> [Task to carry out]
Return each entry exactly, omitting nothing.

> [Data in this exercise]

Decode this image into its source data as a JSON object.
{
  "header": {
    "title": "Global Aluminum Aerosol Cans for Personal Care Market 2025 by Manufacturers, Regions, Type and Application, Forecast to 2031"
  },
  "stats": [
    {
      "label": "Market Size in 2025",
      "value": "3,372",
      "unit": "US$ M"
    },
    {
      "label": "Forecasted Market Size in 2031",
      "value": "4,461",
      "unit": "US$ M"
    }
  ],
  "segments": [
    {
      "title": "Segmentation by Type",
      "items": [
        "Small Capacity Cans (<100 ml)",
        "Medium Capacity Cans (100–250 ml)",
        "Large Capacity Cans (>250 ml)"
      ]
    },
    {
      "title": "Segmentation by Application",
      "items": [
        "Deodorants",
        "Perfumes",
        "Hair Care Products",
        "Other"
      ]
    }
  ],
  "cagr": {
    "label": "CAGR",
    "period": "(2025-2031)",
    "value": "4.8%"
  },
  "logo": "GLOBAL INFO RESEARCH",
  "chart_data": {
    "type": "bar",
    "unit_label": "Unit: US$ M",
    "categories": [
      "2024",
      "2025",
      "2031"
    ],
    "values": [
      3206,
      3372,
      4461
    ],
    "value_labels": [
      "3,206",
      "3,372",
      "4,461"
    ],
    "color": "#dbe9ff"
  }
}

> [Written answer]
Decode this image into its source data as a JSON object.
{
  "header": {
    "title": "Global Aluminum Aerosol Cans for Personal Care Market 2025 by Manufacturers, Regions, Type and Application, Forecast to 2031"
  },
  "stats": [
    {
      "label": "Market Size in 2025",
      "value": "3,372",
      "unit": "US$ M"
    },
    {
      "label": "Forecasted Market Size in 2031",
      "value": "4,461",
      "unit": "US$ M"
    }
  ],
  "segments": [
    {
      "title": "Segmentation by Type",
      "items": [
        "Small Capacity Cans (<100 ml)",
        "Medium Capacity Cans (100–250 ml)",
        "Large Capacity Cans (>250 ml)"
      ]
    },
    {
      "title": "Segmentation by Application",
      "items": [
        "Deodorants",
        "Perfumes",
        "Hair Care Products",
        "Other"
      ]
    }
  ],
  "cagr": {
    "label": "CAGR",
    "period": "(2025-2031)",
    "value": "4.8%"
  },
  "logo": "GLOBAL INFO RESEARCH",
  "chart_data": {
    "type": "bar",
    "unit_label": "Unit: US$ M",
    "categories": [
      "2024",
      "2025",
      "2031"
    ],
    "values": [
      3206,
      3372,
      4461
    ],
    "value_labels": [
      "3,206",
      "3,372",
      "4,461"
    ],
    "color": "#dbe9ff"
  }
}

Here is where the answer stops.